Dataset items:
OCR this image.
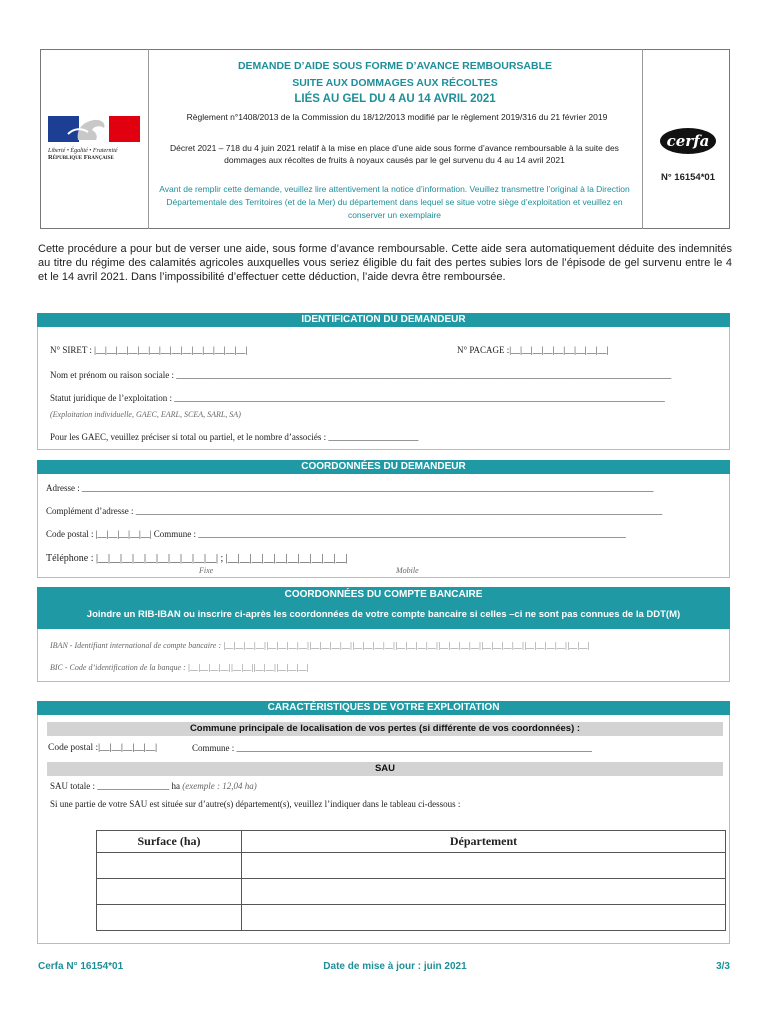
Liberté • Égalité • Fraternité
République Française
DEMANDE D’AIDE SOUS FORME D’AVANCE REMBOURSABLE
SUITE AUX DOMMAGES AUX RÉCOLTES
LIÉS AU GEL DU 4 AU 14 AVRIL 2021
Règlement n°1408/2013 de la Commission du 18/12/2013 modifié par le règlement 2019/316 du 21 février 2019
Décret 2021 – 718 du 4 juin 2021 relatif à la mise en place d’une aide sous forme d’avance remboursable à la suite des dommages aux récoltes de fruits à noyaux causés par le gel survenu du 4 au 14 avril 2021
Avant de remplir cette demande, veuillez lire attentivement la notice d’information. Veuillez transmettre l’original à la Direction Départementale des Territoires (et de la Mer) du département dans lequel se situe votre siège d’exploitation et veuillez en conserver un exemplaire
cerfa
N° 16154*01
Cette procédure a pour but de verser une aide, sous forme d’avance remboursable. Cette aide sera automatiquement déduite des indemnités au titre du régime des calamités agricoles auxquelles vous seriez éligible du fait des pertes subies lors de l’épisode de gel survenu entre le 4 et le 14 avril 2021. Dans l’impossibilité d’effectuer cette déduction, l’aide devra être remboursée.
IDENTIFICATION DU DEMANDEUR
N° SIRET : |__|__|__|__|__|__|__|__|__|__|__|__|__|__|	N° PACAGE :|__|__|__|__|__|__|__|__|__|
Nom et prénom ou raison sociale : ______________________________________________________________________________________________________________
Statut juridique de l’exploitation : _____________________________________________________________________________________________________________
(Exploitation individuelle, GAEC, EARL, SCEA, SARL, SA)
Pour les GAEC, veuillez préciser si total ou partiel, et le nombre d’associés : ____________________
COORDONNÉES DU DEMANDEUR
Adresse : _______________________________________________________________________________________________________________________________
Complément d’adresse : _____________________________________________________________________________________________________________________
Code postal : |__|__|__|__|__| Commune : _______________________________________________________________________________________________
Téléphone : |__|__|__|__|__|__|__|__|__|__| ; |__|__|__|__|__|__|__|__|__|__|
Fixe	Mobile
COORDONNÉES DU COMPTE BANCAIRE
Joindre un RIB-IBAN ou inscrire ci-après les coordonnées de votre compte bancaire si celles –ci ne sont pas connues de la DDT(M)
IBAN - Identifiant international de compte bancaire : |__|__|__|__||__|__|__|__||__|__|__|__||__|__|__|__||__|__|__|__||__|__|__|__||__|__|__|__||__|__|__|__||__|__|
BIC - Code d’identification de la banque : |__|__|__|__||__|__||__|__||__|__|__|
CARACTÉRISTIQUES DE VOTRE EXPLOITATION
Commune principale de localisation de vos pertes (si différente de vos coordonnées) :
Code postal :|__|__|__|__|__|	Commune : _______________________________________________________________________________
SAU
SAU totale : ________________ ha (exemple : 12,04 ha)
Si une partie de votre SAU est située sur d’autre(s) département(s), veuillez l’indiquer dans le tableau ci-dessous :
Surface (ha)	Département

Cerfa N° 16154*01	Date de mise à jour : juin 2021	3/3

--

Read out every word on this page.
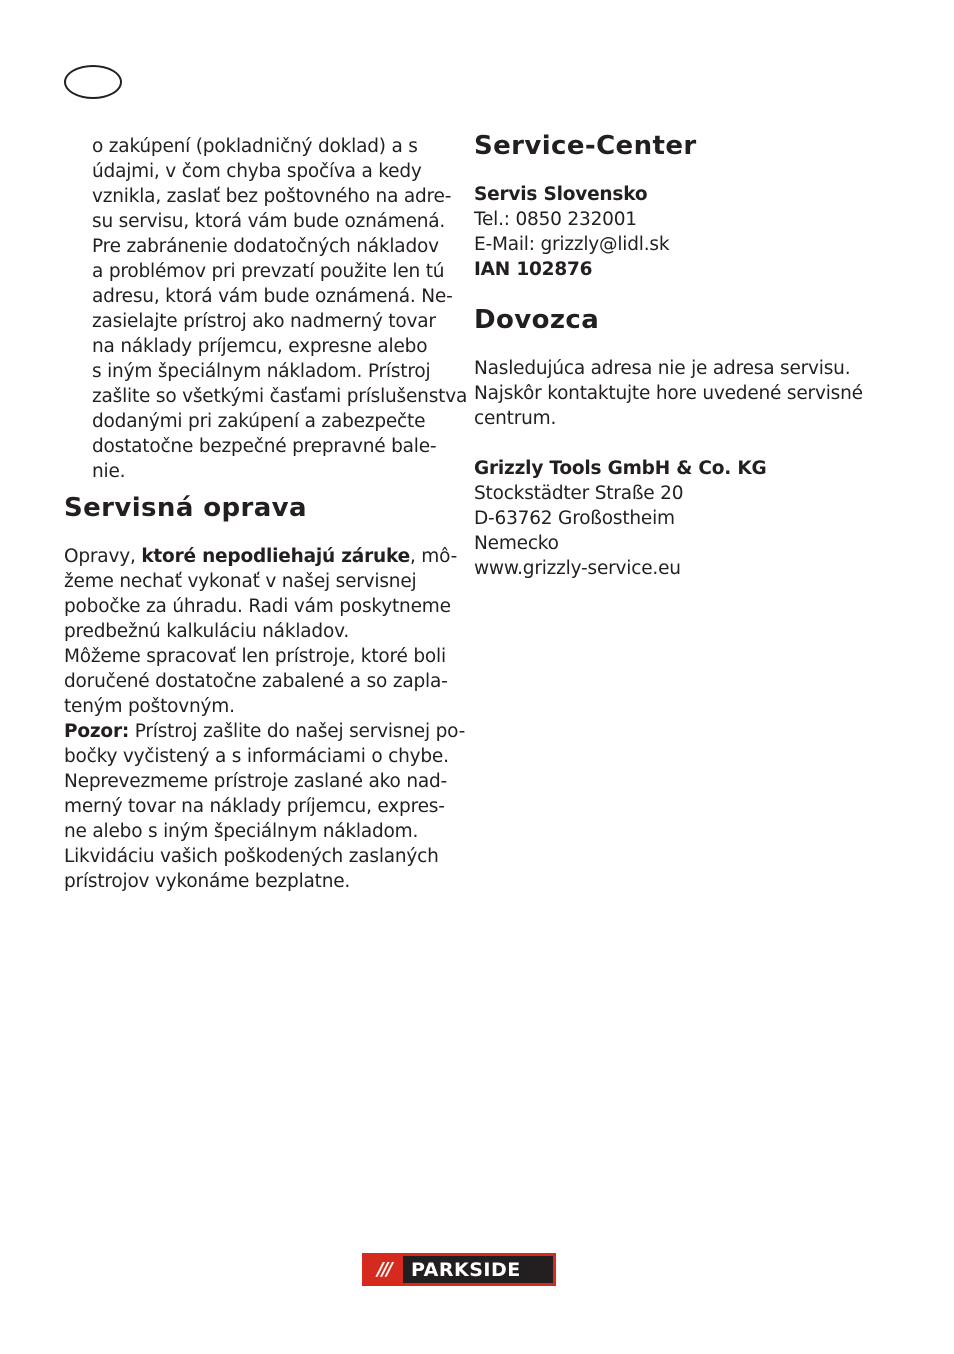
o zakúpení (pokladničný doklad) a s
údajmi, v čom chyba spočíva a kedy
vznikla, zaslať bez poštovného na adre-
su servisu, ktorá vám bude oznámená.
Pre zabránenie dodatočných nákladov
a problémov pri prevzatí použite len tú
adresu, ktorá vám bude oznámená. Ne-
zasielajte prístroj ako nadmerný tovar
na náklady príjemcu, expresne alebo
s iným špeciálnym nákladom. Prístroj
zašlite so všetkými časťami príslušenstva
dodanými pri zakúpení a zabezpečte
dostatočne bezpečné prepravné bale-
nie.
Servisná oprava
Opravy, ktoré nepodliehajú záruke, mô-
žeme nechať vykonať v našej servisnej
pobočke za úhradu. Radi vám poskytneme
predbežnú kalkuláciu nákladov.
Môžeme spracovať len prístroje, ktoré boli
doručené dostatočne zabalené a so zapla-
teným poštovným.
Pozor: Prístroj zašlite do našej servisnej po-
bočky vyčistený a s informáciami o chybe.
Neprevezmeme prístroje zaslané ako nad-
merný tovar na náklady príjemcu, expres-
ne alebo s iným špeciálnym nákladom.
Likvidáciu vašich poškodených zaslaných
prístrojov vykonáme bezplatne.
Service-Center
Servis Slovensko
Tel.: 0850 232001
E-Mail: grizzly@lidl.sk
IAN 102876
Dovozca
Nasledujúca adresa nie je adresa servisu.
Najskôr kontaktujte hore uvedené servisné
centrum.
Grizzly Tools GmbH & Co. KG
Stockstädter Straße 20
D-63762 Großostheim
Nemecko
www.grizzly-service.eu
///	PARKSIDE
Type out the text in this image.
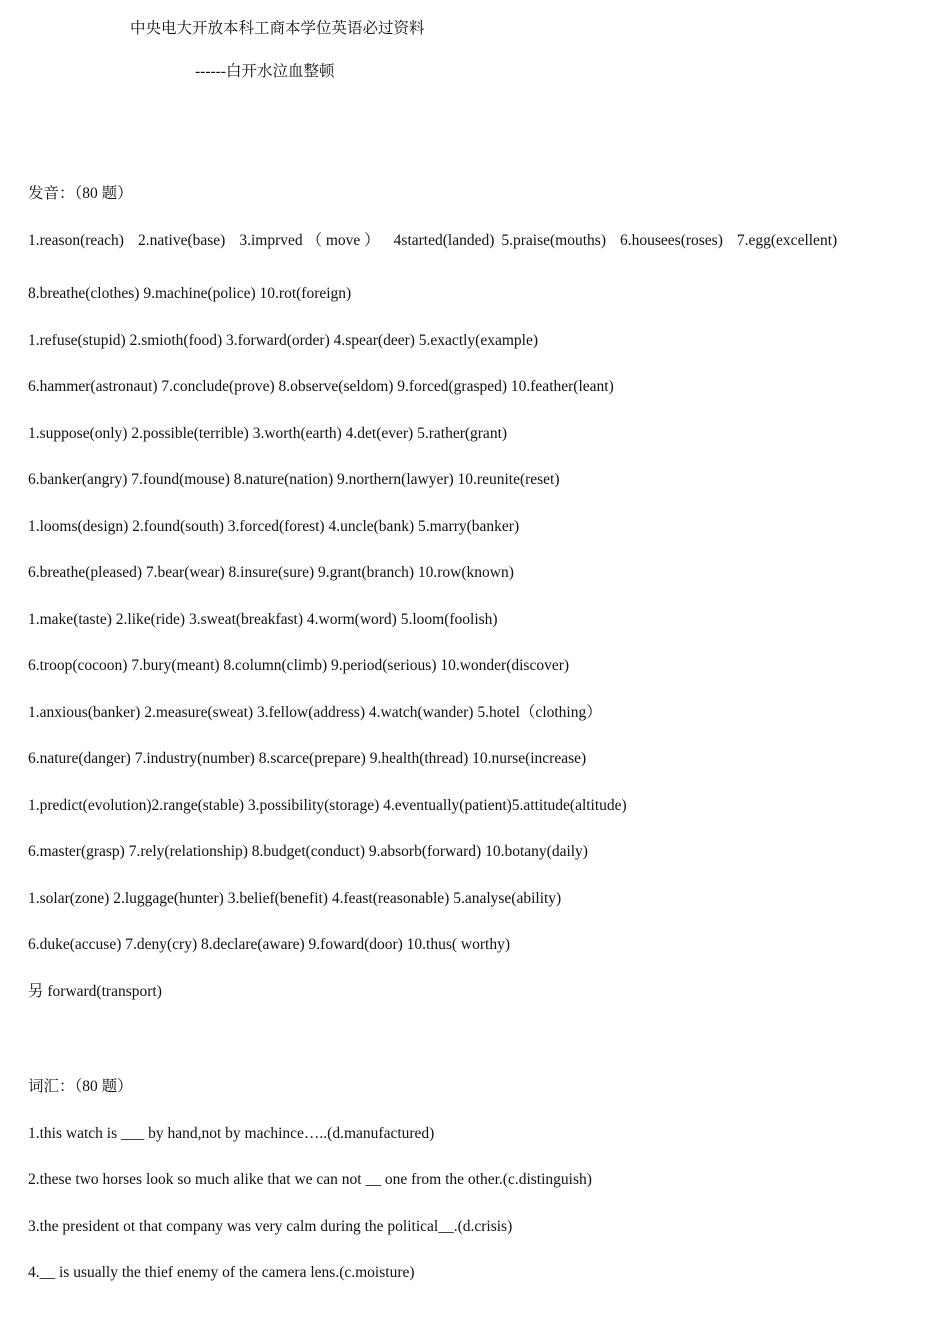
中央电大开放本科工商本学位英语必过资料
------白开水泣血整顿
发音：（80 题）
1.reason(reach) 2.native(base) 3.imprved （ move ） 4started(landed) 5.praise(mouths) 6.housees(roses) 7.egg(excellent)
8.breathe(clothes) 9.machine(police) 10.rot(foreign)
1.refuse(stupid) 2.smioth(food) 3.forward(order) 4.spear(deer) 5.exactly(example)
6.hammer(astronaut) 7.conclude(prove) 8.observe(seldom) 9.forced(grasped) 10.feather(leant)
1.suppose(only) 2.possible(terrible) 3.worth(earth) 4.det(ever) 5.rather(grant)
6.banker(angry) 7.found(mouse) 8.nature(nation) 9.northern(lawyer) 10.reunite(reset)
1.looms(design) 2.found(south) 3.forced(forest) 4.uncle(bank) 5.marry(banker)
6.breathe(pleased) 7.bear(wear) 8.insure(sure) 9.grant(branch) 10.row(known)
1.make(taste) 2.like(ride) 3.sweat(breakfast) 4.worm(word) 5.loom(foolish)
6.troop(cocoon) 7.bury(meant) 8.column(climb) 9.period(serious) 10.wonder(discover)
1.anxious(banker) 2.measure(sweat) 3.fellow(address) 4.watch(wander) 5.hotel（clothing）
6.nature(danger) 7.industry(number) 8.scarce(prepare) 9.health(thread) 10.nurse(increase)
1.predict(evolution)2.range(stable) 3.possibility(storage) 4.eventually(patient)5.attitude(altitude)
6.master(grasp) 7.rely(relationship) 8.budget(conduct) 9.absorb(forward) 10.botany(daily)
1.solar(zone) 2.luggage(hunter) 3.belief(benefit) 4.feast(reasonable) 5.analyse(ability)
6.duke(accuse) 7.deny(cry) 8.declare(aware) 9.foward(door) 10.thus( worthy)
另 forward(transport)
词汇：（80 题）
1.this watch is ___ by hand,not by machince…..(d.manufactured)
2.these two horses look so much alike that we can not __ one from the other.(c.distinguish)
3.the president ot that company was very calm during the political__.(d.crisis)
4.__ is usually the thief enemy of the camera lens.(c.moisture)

...

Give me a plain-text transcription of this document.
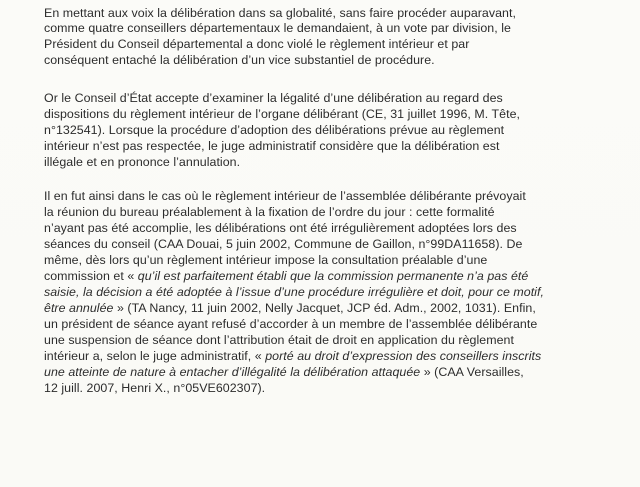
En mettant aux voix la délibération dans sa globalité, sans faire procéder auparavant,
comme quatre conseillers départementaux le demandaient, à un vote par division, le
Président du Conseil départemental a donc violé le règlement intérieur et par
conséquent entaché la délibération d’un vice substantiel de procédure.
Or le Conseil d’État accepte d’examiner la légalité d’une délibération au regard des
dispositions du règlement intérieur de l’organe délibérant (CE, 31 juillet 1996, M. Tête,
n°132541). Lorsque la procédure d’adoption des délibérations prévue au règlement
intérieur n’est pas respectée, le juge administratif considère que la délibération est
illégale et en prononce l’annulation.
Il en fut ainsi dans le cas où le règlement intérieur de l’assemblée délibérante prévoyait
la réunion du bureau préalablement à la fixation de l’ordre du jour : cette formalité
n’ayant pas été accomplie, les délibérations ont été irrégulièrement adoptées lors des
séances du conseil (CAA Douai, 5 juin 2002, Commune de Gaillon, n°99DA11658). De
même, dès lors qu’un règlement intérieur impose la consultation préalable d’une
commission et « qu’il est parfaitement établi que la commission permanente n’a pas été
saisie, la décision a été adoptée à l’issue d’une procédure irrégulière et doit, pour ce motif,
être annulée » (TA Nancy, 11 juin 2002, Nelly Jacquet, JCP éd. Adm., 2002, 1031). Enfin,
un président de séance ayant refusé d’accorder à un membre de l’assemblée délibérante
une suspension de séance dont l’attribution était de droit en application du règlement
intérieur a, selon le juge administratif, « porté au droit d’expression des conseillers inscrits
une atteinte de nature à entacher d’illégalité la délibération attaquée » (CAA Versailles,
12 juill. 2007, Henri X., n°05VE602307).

__Task statement__.
Scan the lines for the string "assemblée". Copy out each line that matches.

__Reply__.
Il en fut ainsi dans le cas où le règlement intérieur de l’assemblée délibérante prévoyait
un président de séance ayant refusé d’accorder à un membre de l’assemblée délibérante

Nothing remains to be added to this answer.